- _SOURCE RECORDS_:
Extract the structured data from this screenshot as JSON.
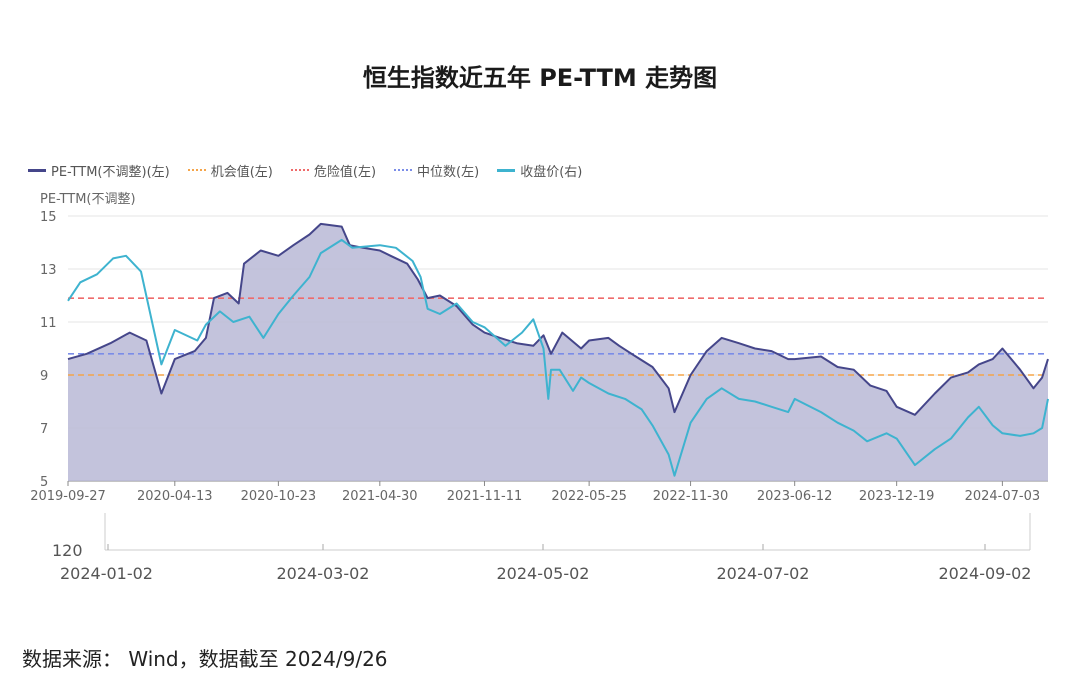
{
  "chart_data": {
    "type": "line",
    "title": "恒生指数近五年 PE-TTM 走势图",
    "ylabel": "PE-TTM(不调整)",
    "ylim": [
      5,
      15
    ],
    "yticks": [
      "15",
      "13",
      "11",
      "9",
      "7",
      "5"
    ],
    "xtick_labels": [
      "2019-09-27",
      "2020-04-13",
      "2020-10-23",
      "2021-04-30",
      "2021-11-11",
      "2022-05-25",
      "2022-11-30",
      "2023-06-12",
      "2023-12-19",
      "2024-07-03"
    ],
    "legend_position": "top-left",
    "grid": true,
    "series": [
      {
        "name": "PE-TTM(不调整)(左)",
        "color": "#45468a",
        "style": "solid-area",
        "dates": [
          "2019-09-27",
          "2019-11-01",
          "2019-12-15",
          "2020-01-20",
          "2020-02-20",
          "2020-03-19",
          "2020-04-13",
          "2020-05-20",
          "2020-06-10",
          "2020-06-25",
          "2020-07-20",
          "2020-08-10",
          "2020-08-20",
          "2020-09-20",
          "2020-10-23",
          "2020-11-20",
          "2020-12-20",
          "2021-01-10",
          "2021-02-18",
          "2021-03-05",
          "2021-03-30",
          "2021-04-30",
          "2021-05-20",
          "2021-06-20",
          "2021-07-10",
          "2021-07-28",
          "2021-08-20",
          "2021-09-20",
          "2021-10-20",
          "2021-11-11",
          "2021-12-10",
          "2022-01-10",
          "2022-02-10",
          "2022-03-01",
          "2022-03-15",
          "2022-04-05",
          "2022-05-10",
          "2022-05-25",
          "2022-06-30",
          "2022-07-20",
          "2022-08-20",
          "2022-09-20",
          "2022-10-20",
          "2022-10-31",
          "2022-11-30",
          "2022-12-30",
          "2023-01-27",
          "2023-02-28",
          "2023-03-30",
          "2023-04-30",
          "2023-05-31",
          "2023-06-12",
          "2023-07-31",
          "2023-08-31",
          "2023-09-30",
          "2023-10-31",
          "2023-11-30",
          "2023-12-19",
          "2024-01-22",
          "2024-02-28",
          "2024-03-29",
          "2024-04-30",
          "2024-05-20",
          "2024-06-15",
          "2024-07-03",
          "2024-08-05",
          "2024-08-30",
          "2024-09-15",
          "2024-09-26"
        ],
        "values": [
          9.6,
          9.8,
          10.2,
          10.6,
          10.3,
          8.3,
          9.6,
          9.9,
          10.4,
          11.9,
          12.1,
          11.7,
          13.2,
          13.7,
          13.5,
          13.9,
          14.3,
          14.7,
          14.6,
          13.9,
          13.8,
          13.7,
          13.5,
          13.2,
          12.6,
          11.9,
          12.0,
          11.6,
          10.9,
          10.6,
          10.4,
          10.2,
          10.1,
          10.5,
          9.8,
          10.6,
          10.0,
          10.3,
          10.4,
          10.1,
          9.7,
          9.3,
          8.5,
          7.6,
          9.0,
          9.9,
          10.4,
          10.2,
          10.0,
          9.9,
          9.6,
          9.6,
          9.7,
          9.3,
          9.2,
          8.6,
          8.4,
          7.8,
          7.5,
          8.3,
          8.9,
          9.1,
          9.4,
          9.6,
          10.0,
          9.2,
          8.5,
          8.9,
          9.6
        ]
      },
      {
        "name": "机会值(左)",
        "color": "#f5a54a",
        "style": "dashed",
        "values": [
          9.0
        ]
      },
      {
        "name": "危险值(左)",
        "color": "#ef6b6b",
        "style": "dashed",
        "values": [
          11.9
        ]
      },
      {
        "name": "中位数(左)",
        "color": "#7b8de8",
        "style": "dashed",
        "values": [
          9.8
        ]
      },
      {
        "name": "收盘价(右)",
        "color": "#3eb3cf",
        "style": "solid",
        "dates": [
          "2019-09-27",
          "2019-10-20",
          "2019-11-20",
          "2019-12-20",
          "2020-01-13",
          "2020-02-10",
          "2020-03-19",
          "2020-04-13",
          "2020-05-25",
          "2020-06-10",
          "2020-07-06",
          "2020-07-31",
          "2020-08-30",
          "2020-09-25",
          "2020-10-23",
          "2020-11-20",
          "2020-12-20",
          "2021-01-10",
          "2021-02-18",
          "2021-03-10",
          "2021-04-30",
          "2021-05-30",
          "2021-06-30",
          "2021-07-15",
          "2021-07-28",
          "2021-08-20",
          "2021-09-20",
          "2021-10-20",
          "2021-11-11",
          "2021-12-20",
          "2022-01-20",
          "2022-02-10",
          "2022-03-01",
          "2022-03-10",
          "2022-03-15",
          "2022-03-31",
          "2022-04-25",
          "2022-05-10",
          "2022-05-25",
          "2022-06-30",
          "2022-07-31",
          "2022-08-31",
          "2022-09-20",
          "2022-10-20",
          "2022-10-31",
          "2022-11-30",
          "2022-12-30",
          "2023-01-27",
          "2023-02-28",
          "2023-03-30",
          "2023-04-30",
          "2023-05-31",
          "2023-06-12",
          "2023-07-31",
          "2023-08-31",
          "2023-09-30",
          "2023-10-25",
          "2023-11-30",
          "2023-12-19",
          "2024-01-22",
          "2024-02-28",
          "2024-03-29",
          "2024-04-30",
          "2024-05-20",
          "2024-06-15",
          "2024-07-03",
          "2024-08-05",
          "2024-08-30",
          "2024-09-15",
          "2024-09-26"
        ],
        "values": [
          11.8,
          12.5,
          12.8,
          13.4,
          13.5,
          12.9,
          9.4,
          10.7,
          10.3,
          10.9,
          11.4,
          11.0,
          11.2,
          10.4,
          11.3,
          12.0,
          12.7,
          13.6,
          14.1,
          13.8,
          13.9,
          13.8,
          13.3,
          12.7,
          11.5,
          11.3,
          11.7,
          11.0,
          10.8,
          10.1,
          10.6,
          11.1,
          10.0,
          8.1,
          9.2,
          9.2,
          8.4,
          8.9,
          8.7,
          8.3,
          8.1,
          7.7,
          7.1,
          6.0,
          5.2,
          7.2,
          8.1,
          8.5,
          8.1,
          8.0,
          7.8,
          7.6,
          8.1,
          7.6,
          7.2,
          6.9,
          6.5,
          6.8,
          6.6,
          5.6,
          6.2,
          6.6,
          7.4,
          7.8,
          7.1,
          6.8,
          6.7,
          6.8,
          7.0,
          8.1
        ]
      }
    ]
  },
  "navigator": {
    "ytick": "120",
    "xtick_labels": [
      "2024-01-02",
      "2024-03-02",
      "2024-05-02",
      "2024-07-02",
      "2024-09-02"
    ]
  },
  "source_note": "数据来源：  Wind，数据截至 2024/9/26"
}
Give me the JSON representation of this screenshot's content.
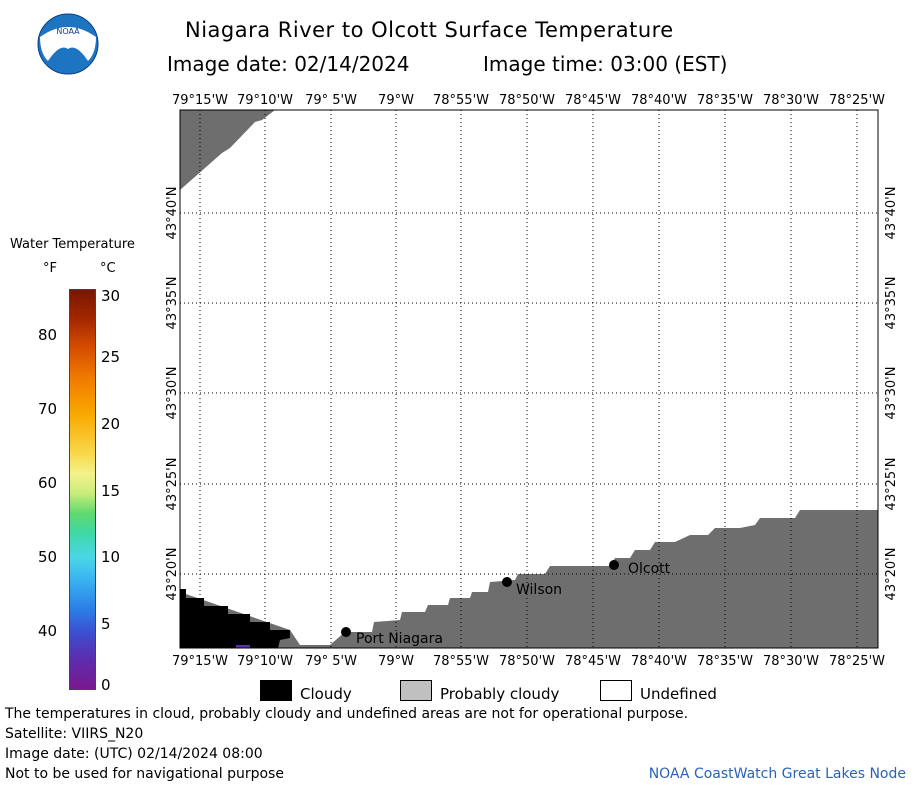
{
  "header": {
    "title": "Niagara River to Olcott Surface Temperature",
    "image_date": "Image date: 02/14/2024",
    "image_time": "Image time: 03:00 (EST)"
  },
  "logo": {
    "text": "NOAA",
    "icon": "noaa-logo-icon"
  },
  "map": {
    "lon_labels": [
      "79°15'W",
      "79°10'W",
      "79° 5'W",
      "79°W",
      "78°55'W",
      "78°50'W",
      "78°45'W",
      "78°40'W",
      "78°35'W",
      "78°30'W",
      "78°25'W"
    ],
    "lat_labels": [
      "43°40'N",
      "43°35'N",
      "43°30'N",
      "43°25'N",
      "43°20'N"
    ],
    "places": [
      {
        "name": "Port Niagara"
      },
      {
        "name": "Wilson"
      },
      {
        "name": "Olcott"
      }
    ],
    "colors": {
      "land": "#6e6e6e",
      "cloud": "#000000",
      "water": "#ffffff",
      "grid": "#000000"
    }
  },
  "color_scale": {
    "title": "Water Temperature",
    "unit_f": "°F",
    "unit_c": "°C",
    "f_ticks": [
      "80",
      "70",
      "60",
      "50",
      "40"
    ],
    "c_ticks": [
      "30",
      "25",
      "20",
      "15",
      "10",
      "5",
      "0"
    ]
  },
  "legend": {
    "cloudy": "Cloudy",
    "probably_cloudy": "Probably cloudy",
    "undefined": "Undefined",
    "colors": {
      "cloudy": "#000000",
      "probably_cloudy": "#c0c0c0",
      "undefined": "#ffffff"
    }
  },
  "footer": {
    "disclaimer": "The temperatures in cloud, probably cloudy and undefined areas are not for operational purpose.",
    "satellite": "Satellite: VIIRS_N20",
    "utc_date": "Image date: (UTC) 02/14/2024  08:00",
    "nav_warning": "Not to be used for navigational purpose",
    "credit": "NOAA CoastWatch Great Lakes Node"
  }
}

- _STATED EXERCISE_: Begin with the line that contains "Give me the" and copy every line through the end of the listing, exactly as written, both ends included. Pictures are not part of the copy.

- _THE ANSWER_:
Give me the JSON representation of this screenshot's content.
{
  "header": {
    "title": "Niagara River to Olcott Surface Temperature",
    "image_date": "Image date: 02/14/2024",
    "image_time": "Image time: 03:00 (EST)"
  },
  "logo": {
    "text": "NOAA",
    "icon": "noaa-logo-icon"
  },
  "map": {
    "lon_labels": [
      "79°15'W",
      "79°10'W",
      "79° 5'W",
      "79°W",
      "78°55'W",
      "78°50'W",
      "78°45'W",
      "78°40'W",
      "78°35'W",
      "78°30'W",
      "78°25'W"
    ],
    "lat_labels": [
      "43°40'N",
      "43°35'N",
      "43°30'N",
      "43°25'N",
      "43°20'N"
    ],
    "places": [
      {
        "name": "Port Niagara"
      },
      {
        "name": "Wilson"
      },
      {
        "name": "Olcott"
      }
    ],
    "colors": {
      "land": "#6e6e6e",
      "cloud": "#000000",
      "water": "#ffffff",
      "grid": "#000000"
    }
  },
  "color_scale": {
    "title": "Water Temperature",
    "unit_f": "°F",
    "unit_c": "°C",
    "f_ticks": [
      "80",
      "70",
      "60",
      "50",
      "40"
    ],
    "c_ticks": [
      "30",
      "25",
      "20",
      "15",
      "10",
      "5",
      "0"
    ]
  },
  "legend": {
    "cloudy": "Cloudy",
    "probably_cloudy": "Probably cloudy",
    "undefined": "Undefined",
    "colors": {
      "cloudy": "#000000",
      "probably_cloudy": "#c0c0c0",
      "undefined": "#ffffff"
    }
  },
  "footer": {
    "disclaimer": "The temperatures in cloud, probably cloudy and undefined areas are not for operational purpose.",
    "satellite": "Satellite: VIIRS_N20",
    "utc_date": "Image date: (UTC) 02/14/2024  08:00",
    "nav_warning": "Not to be used for navigational purpose",
    "credit": "NOAA CoastWatch Great Lakes Node"
  }
}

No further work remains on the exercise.